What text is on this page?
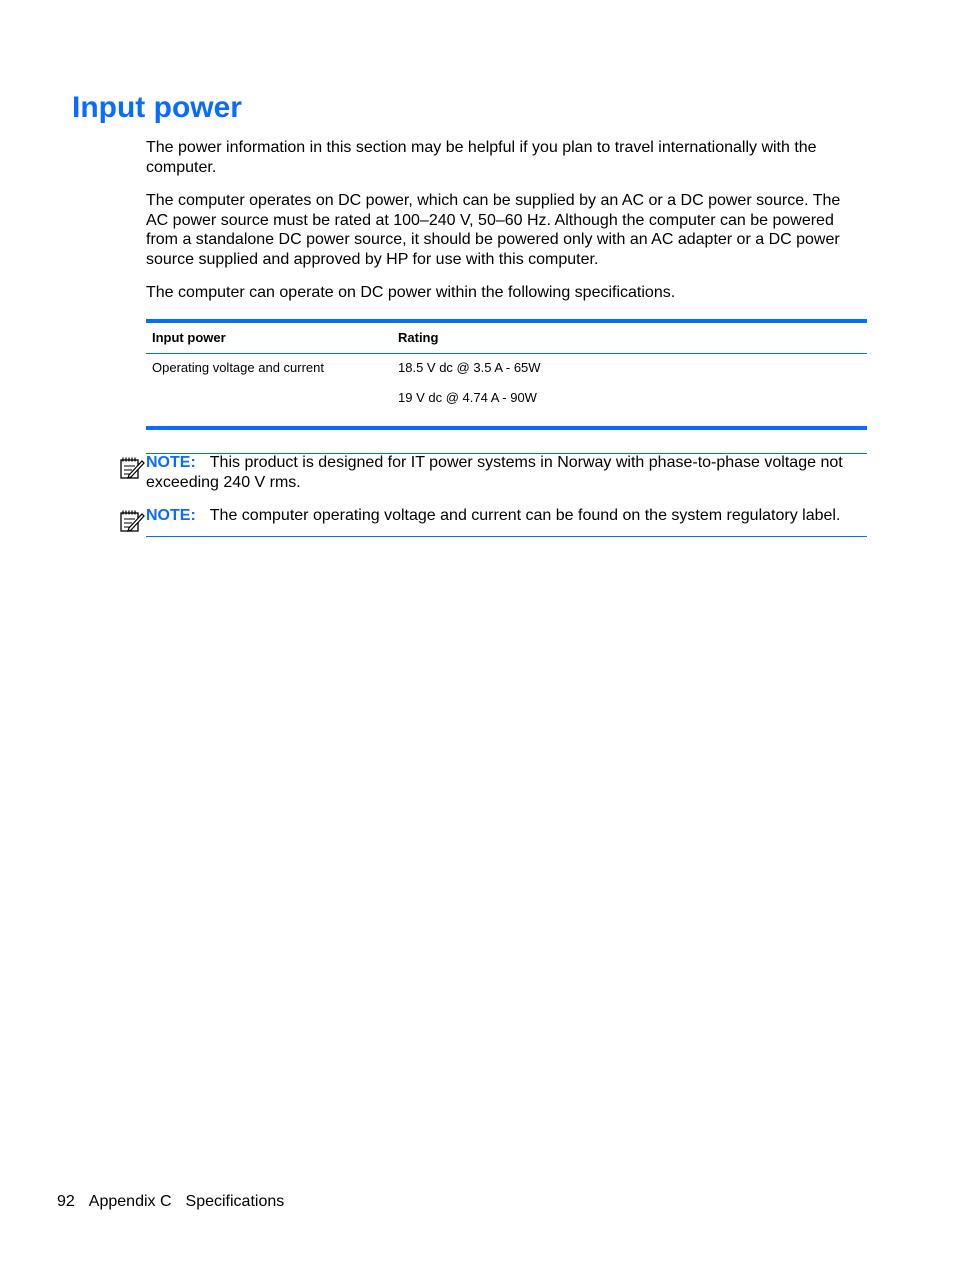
Input power

The power information in this section may be helpful if you plan to travel internationally with the computer.

The computer operates on DC power, which can be supplied by an AC or a DC power source. The AC power source must be rated at 100–240 V, 50–60 Hz. Although the computer can be powered from a standalone DC power source, it should be powered only with an AC adapter or a DC power source supplied and approved by HP for use with this computer.

The computer can operate on DC power within the following specifications.

Input power	Rating
Operating voltage and current	18.5 V dc @ 3.5 A - 65W
19 V dc @ 4.74 A - 90W
NOTE: This product is designed for IT power systems in Norway with phase-to-phase voltage not exceeding 240 V rms.
NOTE: The computer operating voltage and current can be found on the system regulatory label.
92 Appendix C Specifications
-=-=-
Give all the entries again exactly, dropping each picture.

* **THE RESULT**:
What text is on this page?
Input power

The power information in this section may be helpful if you plan to travel internationally with the computer.

The computer operates on DC power, which can be supplied by an AC or a DC power source. The AC power source must be rated at 100–240 V, 50–60 Hz. Although the computer can be powered from a standalone DC power source, it should be powered only with an AC adapter or a DC power source supplied and approved by HP for use with this computer.

The computer can operate on DC power within the following specifications.

Input power	Rating
Operating voltage and current	18.5 V dc @ 3.5 A - 65W
19 V dc @ 4.74 A - 90W
NOTE: This product is designed for IT power systems in Norway with phase-to-phase voltage not exceeding 240 V rms.
NOTE: The computer operating voltage and current can be found on the system regulatory label.
92 Appendix C Specifications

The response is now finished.